[Stored entries]
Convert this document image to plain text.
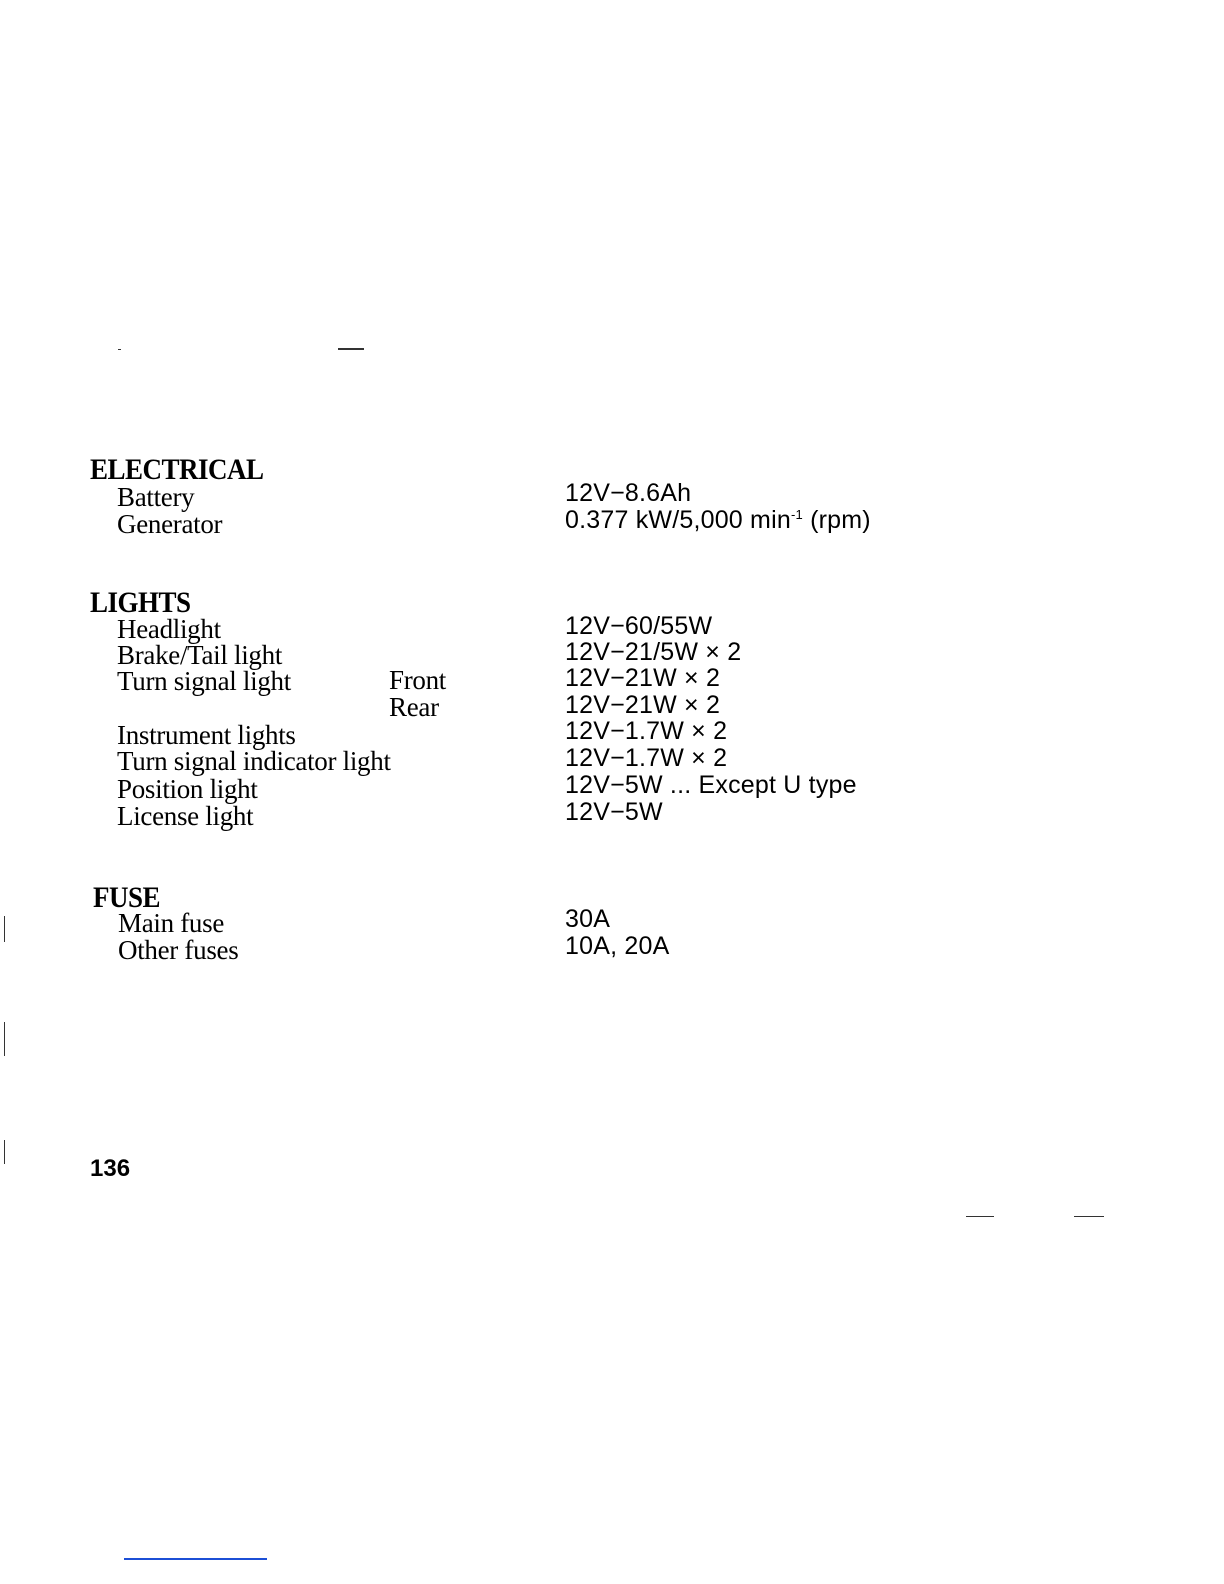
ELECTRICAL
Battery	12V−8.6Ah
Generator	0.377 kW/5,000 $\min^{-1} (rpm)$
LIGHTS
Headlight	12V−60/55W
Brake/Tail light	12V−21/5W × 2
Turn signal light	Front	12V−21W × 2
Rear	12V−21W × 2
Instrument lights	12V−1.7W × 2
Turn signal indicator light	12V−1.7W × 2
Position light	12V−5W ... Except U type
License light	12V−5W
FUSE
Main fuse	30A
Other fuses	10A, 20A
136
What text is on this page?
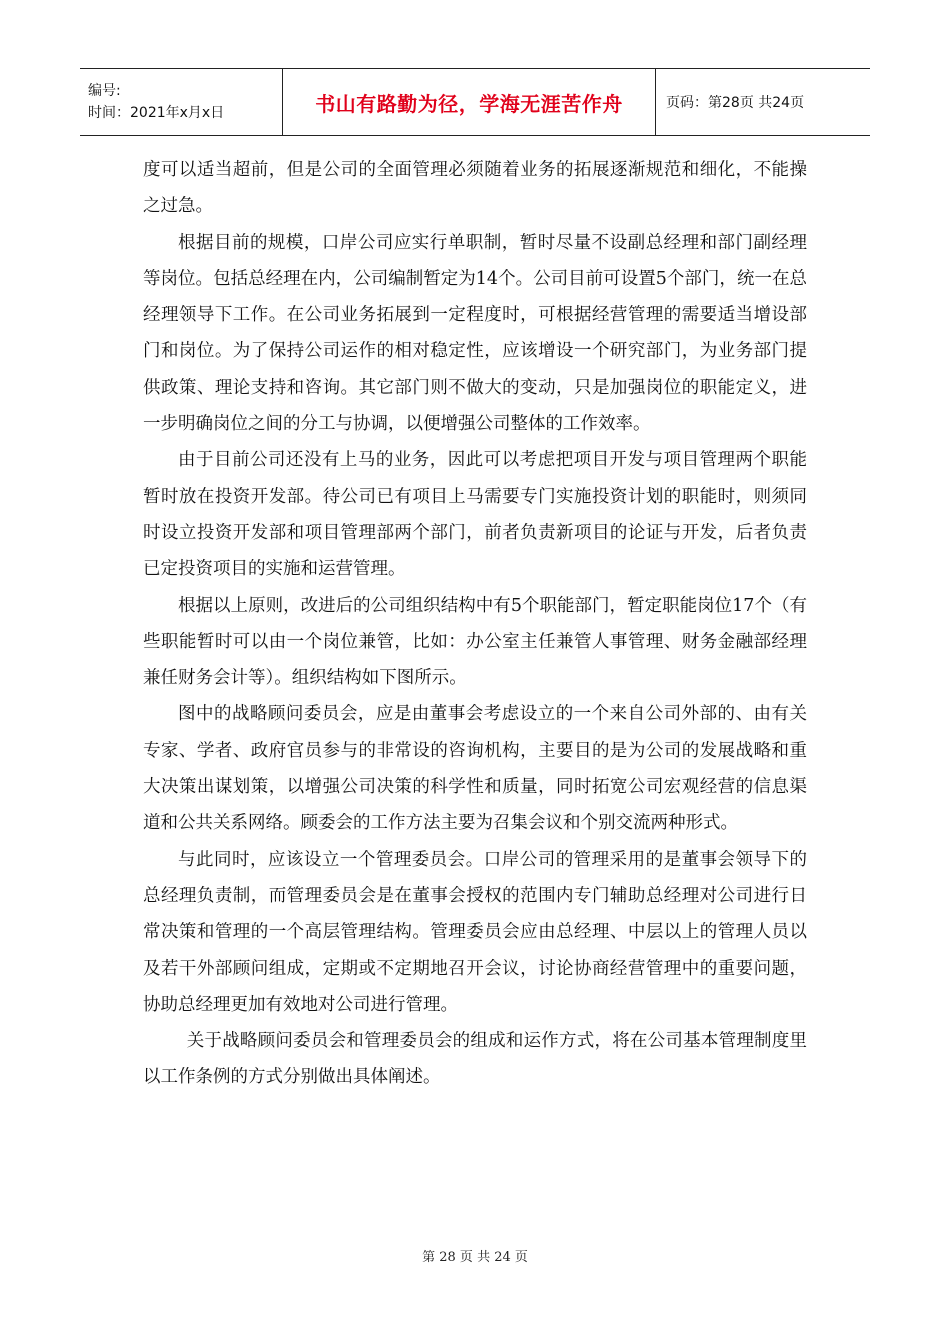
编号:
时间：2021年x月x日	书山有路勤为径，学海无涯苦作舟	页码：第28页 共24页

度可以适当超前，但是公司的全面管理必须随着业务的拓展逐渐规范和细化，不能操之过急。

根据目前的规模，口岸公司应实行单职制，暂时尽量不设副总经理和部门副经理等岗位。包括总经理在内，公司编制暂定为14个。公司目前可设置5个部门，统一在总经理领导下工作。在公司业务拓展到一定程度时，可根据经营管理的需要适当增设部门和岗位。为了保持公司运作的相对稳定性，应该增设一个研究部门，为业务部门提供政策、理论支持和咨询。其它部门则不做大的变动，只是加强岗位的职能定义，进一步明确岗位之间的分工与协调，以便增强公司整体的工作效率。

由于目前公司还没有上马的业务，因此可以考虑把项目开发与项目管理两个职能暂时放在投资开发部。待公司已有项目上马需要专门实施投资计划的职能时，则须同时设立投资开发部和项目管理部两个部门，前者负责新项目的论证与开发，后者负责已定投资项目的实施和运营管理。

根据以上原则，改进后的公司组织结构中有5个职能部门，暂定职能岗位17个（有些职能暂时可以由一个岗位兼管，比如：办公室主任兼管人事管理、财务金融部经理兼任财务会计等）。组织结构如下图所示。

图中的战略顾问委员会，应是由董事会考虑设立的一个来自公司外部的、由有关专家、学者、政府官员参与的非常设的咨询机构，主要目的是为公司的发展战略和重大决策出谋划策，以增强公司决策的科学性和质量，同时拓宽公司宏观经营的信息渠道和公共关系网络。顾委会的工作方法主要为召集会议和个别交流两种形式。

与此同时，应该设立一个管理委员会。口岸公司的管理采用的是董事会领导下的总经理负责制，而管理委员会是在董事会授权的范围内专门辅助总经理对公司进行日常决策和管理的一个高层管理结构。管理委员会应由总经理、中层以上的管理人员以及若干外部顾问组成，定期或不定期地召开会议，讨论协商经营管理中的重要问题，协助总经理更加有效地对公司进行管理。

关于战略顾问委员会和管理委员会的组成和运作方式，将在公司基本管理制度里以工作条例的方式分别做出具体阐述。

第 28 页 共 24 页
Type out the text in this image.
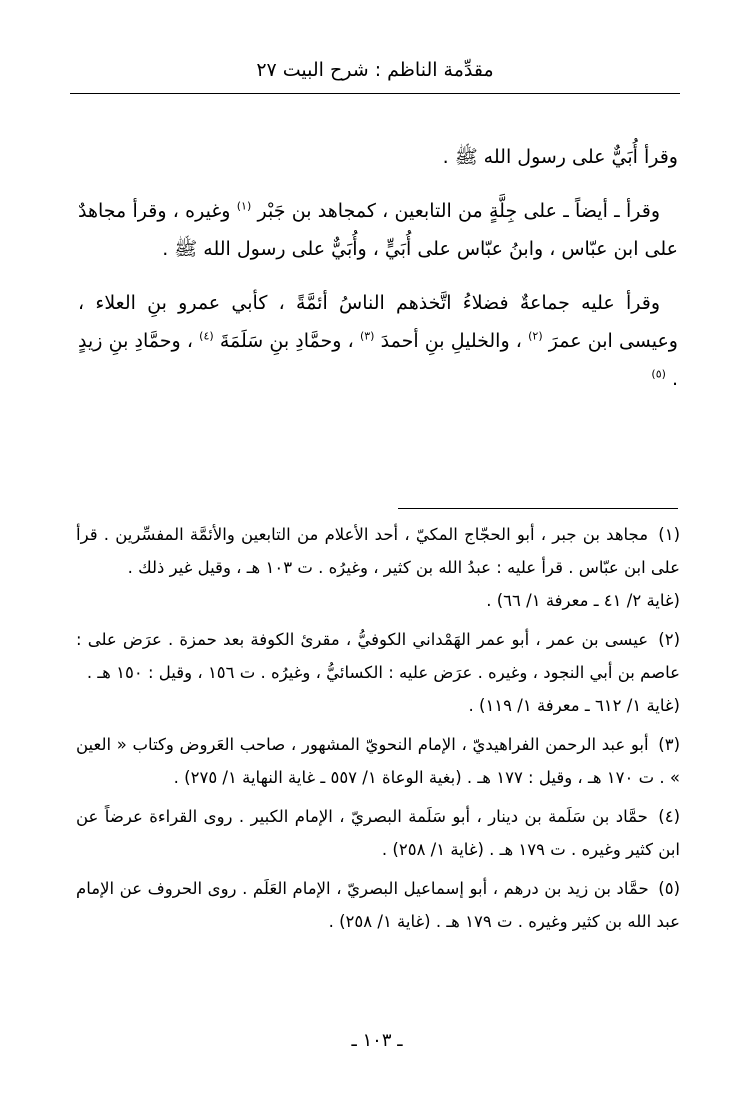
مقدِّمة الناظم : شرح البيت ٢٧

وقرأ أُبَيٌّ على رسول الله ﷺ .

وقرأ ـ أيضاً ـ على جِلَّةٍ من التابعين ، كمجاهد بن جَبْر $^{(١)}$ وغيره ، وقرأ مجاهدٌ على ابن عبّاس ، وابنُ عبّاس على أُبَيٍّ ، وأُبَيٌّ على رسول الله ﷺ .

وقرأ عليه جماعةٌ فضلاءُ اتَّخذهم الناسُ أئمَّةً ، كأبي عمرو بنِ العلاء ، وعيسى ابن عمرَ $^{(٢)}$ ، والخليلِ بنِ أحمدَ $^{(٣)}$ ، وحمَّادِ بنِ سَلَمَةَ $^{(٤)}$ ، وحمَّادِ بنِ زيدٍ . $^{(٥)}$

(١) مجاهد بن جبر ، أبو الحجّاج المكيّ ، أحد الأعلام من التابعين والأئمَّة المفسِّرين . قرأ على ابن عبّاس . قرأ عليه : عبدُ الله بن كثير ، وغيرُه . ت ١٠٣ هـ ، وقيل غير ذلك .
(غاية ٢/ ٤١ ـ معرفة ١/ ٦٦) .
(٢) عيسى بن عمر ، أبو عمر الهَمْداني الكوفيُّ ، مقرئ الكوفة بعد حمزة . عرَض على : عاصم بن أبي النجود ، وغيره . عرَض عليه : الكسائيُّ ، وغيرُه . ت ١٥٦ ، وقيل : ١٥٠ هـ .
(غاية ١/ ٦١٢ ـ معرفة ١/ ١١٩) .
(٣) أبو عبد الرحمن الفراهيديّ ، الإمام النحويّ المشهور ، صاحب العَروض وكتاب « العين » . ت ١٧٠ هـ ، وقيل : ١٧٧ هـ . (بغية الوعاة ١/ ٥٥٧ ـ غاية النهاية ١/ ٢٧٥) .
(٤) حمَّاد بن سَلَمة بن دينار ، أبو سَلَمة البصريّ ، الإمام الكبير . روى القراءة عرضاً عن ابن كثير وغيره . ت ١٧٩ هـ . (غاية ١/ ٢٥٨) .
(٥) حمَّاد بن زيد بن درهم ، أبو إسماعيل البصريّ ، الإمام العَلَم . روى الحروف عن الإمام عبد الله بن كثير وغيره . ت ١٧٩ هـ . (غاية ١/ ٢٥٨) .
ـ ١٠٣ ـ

* Problem to work on: Your answer should be a single number: the count of lines in the entries that contain the word "رسول".

* Exercise response: 2